(Dataset entries on figures)
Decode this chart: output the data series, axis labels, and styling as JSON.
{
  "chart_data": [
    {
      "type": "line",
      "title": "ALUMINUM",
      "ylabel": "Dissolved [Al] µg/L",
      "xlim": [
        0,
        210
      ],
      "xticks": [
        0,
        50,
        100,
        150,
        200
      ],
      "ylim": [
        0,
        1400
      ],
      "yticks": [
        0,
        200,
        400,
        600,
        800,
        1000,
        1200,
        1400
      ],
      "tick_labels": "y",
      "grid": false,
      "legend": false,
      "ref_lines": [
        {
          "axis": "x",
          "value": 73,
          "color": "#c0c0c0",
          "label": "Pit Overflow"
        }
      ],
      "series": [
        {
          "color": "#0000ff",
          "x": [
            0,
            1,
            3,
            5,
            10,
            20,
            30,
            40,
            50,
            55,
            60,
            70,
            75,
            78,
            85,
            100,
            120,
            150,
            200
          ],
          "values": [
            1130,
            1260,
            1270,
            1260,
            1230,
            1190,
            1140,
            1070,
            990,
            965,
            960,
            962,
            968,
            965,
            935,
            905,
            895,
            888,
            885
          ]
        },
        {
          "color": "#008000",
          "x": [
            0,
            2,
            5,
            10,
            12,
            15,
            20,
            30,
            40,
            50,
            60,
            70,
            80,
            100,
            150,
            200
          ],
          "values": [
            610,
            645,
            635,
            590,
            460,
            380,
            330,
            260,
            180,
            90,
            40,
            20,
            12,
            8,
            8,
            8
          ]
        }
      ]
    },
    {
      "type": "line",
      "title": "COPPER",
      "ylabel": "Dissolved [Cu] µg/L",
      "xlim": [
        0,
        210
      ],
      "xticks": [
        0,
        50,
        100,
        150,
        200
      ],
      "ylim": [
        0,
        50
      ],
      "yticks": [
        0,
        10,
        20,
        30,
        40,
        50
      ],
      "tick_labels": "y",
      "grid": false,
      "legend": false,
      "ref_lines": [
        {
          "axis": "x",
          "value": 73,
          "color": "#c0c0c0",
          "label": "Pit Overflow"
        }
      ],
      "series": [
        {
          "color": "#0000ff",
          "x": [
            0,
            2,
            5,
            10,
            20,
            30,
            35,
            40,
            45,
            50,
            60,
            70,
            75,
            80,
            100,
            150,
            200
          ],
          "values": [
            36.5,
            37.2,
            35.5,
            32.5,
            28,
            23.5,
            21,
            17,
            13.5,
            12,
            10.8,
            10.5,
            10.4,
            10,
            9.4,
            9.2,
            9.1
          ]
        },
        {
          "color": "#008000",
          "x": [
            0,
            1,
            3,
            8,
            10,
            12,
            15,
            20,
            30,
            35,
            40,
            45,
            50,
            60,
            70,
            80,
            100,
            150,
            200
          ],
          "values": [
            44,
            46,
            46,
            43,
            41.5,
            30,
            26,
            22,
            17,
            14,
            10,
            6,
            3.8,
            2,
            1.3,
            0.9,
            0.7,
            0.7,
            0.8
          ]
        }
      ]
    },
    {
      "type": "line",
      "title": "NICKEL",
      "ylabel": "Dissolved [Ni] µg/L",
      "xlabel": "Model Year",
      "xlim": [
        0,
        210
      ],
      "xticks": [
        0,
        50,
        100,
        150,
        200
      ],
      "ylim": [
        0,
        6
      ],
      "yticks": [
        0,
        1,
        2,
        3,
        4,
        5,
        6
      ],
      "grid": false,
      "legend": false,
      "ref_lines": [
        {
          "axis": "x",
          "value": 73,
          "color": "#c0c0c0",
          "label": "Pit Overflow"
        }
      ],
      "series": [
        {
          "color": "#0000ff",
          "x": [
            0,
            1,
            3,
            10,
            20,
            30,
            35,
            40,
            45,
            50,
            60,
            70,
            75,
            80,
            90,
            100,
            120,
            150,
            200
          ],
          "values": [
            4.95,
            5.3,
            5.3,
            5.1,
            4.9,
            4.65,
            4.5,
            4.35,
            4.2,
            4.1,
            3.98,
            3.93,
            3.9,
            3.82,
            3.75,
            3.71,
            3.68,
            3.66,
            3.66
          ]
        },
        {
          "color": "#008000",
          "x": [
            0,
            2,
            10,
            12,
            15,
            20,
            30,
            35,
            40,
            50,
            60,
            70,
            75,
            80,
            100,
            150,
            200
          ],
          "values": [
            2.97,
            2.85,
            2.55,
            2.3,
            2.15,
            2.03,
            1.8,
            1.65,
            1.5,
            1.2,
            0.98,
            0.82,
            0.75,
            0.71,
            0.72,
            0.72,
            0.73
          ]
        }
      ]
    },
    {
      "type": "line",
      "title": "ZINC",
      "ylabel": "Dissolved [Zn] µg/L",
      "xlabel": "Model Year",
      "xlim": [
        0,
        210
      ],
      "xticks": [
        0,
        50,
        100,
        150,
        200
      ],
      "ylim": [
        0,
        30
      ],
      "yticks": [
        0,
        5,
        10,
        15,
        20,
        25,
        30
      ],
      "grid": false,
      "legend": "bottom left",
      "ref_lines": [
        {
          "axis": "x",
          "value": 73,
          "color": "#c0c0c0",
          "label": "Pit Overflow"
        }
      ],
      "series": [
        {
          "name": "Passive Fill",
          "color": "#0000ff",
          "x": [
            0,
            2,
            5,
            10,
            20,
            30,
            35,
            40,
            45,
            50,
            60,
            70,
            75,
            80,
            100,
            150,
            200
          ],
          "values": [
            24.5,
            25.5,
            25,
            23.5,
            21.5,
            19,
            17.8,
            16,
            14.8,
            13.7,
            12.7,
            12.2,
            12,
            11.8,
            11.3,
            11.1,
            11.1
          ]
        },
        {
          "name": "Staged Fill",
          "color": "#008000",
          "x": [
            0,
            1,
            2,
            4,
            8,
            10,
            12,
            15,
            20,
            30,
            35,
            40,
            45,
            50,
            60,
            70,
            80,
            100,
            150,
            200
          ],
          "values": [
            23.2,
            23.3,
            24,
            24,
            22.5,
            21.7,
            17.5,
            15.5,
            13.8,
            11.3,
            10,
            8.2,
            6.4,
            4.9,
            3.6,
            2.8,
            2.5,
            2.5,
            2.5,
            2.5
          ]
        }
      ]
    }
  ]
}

Objective:
Each record should come back exactly as written.

Solved problem:
Decode this chart: output the data series, axis labels, and styling as JSON.
{
  "chart_data": [
    {
      "type": "line",
      "title": "ALUMINUM",
      "ylabel": "Dissolved [Al] µg/L",
      "xlim": [
        0,
        210
      ],
      "xticks": [
        0,
        50,
        100,
        150,
        200
      ],
      "ylim": [
        0,
        1400
      ],
      "yticks": [
        0,
        200,
        400,
        600,
        800,
        1000,
        1200,
        1400
      ],
      "tick_labels": "y",
      "grid": false,
      "legend": false,
      "ref_lines": [
        {
          "axis": "x",
          "value": 73,
          "color": "#c0c0c0",
          "label": "Pit Overflow"
        }
      ],
      "series": [
        {
          "color": "#0000ff",
          "x": [
            0,
            1,
            3,
            5,
            10,
            20,
            30,
            40,
            50,
            55,
            60,
            70,
            75,
            78,
            85,
            100,
            120,
            150,
            200
          ],
          "values": [
            1130,
            1260,
            1270,
            1260,
            1230,
            1190,
            1140,
            1070,
            990,
            965,
            960,
            962,
            968,
            965,
            935,
            905,
            895,
            888,
            885
          ]
        },
        {
          "color": "#008000",
          "x": [
            0,
            2,
            5,
            10,
            12,
            15,
            20,
            30,
            40,
            50,
            60,
            70,
            80,
            100,
            150,
            200
          ],
          "values": [
            610,
            645,
            635,
            590,
            460,
            380,
            330,
            260,
            180,
            90,
            40,
            20,
            12,
            8,
            8,
            8
          ]
        }
      ]
    },
    {
      "type": "line",
      "title": "COPPER",
      "ylabel": "Dissolved [Cu] µg/L",
      "xlim": [
        0,
        210
      ],
      "xticks": [
        0,
        50,
        100,
        150,
        200
      ],
      "ylim": [
        0,
        50
      ],
      "yticks": [
        0,
        10,
        20,
        30,
        40,
        50
      ],
      "tick_labels": "y",
      "grid": false,
      "legend": false,
      "ref_lines": [
        {
          "axis": "x",
          "value": 73,
          "color": "#c0c0c0",
          "label": "Pit Overflow"
        }
      ],
      "series": [
        {
          "color": "#0000ff",
          "x": [
            0,
            2,
            5,
            10,
            20,
            30,
            35,
            40,
            45,
            50,
            60,
            70,
            75,
            80,
            100,
            150,
            200
          ],
          "values": [
            36.5,
            37.2,
            35.5,
            32.5,
            28,
            23.5,
            21,
            17,
            13.5,
            12,
            10.8,
            10.5,
            10.4,
            10,
            9.4,
            9.2,
            9.1
          ]
        },
        {
          "color": "#008000",
          "x": [
            0,
            1,
            3,
            8,
            10,
            12,
            15,
            20,
            30,
            35,
            40,
            45,
            50,
            60,
            70,
            80,
            100,
            150,
            200
          ],
          "values": [
            44,
            46,
            46,
            43,
            41.5,
            30,
            26,
            22,
            17,
            14,
            10,
            6,
            3.8,
            2,
            1.3,
            0.9,
            0.7,
            0.7,
            0.8
          ]
        }
      ]
    },
    {
      "type": "line",
      "title": "NICKEL",
      "ylabel": "Dissolved [Ni] µg/L",
      "xlabel": "Model Year",
      "xlim": [
        0,
        210
      ],
      "xticks": [
        0,
        50,
        100,
        150,
        200
      ],
      "ylim": [
        0,
        6
      ],
      "yticks": [
        0,
        1,
        2,
        3,
        4,
        5,
        6
      ],
      "grid": false,
      "legend": false,
      "ref_lines": [
        {
          "axis": "x",
          "value": 73,
          "color": "#c0c0c0",
          "label": "Pit Overflow"
        }
      ],
      "series": [
        {
          "color": "#0000ff",
          "x": [
            0,
            1,
            3,
            10,
            20,
            30,
            35,
            40,
            45,
            50,
            60,
            70,
            75,
            80,
            90,
            100,
            120,
            150,
            200
          ],
          "values": [
            4.95,
            5.3,
            5.3,
            5.1,
            4.9,
            4.65,
            4.5,
            4.35,
            4.2,
            4.1,
            3.98,
            3.93,
            3.9,
            3.82,
            3.75,
            3.71,
            3.68,
            3.66,
            3.66
          ]
        },
        {
          "color": "#008000",
          "x": [
            0,
            2,
            10,
            12,
            15,
            20,
            30,
            35,
            40,
            50,
            60,
            70,
            75,
            80,
            100,
            150,
            200
          ],
          "values": [
            2.97,
            2.85,
            2.55,
            2.3,
            2.15,
            2.03,
            1.8,
            1.65,
            1.5,
            1.2,
            0.98,
            0.82,
            0.75,
            0.71,
            0.72,
            0.72,
            0.73
          ]
        }
      ]
    },
    {
      "type": "line",
      "title": "ZINC",
      "ylabel": "Dissolved [Zn] µg/L",
      "xlabel": "Model Year",
      "xlim": [
        0,
        210
      ],
      "xticks": [
        0,
        50,
        100,
        150,
        200
      ],
      "ylim": [
        0,
        30
      ],
      "yticks": [
        0,
        5,
        10,
        15,
        20,
        25,
        30
      ],
      "grid": false,
      "legend": "bottom left",
      "ref_lines": [
        {
          "axis": "x",
          "value": 73,
          "color": "#c0c0c0",
          "label": "Pit Overflow"
        }
      ],
      "series": [
        {
          "name": "Passive Fill",
          "color": "#0000ff",
          "x": [
            0,
            2,
            5,
            10,
            20,
            30,
            35,
            40,
            45,
            50,
            60,
            70,
            75,
            80,
            100,
            150,
            200
          ],
          "values": [
            24.5,
            25.5,
            25,
            23.5,
            21.5,
            19,
            17.8,
            16,
            14.8,
            13.7,
            12.7,
            12.2,
            12,
            11.8,
            11.3,
            11.1,
            11.1
          ]
        },
        {
          "name": "Staged Fill",
          "color": "#008000",
          "x": [
            0,
            1,
            2,
            4,
            8,
            10,
            12,
            15,
            20,
            30,
            35,
            40,
            45,
            50,
            60,
            70,
            80,
            100,
            150,
            200
          ],
          "values": [
            23.2,
            23.3,
            24,
            24,
            22.5,
            21.7,
            17.5,
            15.5,
            13.8,
            11.3,
            10,
            8.2,
            6.4,
            4.9,
            3.6,
            2.8,
            2.5,
            2.5,
            2.5,
            2.5
          ]
        }
      ]
    }
  ]
}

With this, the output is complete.